What to produce: Copy everything in the data below exactly except the pictures.

Material shown:
# # #
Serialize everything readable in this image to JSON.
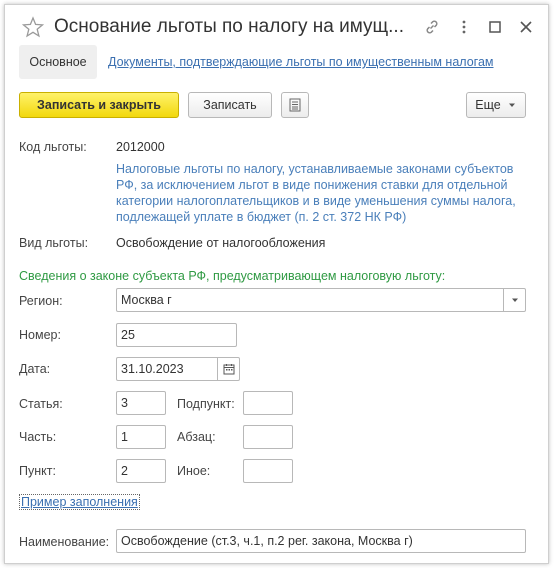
{
  "window": {
    "title": "Основание льготы по налогу на имущ...",
    "icons": [
      "star-icon",
      "link-icon",
      "more-vert-icon",
      "maximize-icon",
      "close-icon"
    ]
  },
  "tabs": {
    "main": "Основное",
    "documents": "Документы, подтверждающие льготы по имущественным налогам"
  },
  "toolbar": {
    "save_close": "Записать и закрыть",
    "save": "Записать",
    "more": "Еще",
    "report_icon": "report-icon"
  },
  "form": {
    "code_label": "Код льготы:",
    "code_value": "2012000",
    "code_description": "Налоговые льготы по налогу, устанавливаемые законами субъектов РФ, за исключением льгот в виде понижения ставки для отдельной категории налогоплательщиков и в виде уменьшения суммы налога, подлежащей уплате в бюджет (п. 2 ст. 372 НК РФ)",
    "type_label": "Вид льготы:",
    "type_value": "Освобождение от налогообложения",
    "section_title": "Сведения о законе субъекта РФ, предусматривающем налоговую льготу:",
    "region_label": "Регион:",
    "region_value": "Москва г",
    "number_label": "Номер:",
    "number_value": "25",
    "date_label": "Дата:",
    "date_value": "31.10.2023",
    "article_label": "Статья:",
    "article_value": "3",
    "subitem_label": "Подпункт:",
    "subitem_value": "",
    "part_label": "Часть:",
    "part_value": "1",
    "paragraph_label": "Абзац:",
    "paragraph_value": "",
    "item_label": "Пункт:",
    "item_value": "2",
    "other_label": "Иное:",
    "other_value": "",
    "sample_link": "Пример заполнения",
    "name_label": "Наименование:",
    "name_value": "Освобождение (ст.3, ч.1, п.2 рег. закона, Москва г)"
  },
  "colors": {
    "primary_button": "#f2d80d",
    "link": "#3a6fb0",
    "description": "#4a7fba",
    "section_header": "#2f9a43"
  }
}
# # #
Task solution:
Serialize everything readable in this image to JSON.
{
  "window": {
    "title": "Основание льготы по налогу на имущ...",
    "icons": [
      "star-icon",
      "link-icon",
      "more-vert-icon",
      "maximize-icon",
      "close-icon"
    ]
  },
  "tabs": {
    "main": "Основное",
    "documents": "Документы, подтверждающие льготы по имущественным налогам"
  },
  "toolbar": {
    "save_close": "Записать и закрыть",
    "save": "Записать",
    "more": "Еще",
    "report_icon": "report-icon"
  },
  "form": {
    "code_label": "Код льготы:",
    "code_value": "2012000",
    "code_description": "Налоговые льготы по налогу, устанавливаемые законами субъектов РФ, за исключением льгот в виде понижения ставки для отдельной категории налогоплательщиков и в виде уменьшения суммы налога, подлежащей уплате в бюджет (п. 2 ст. 372 НК РФ)",
    "type_label": "Вид льготы:",
    "type_value": "Освобождение от налогообложения",
    "section_title": "Сведения о законе субъекта РФ, предусматривающем налоговую льготу:",
    "region_label": "Регион:",
    "region_value": "Москва г",
    "number_label": "Номер:",
    "number_value": "25",
    "date_label": "Дата:",
    "date_value": "31.10.2023",
    "article_label": "Статья:",
    "article_value": "3",
    "subitem_label": "Подпункт:",
    "subitem_value": "",
    "part_label": "Часть:",
    "part_value": "1",
    "paragraph_label": "Абзац:",
    "paragraph_value": "",
    "item_label": "Пункт:",
    "item_value": "2",
    "other_label": "Иное:",
    "other_value": "",
    "sample_link": "Пример заполнения",
    "name_label": "Наименование:",
    "name_value": "Освобождение (ст.3, ч.1, п.2 рег. закона, Москва г)"
  },
  "colors": {
    "primary_button": "#f2d80d",
    "link": "#3a6fb0",
    "description": "#4a7fba",
    "section_header": "#2f9a43"
  }
}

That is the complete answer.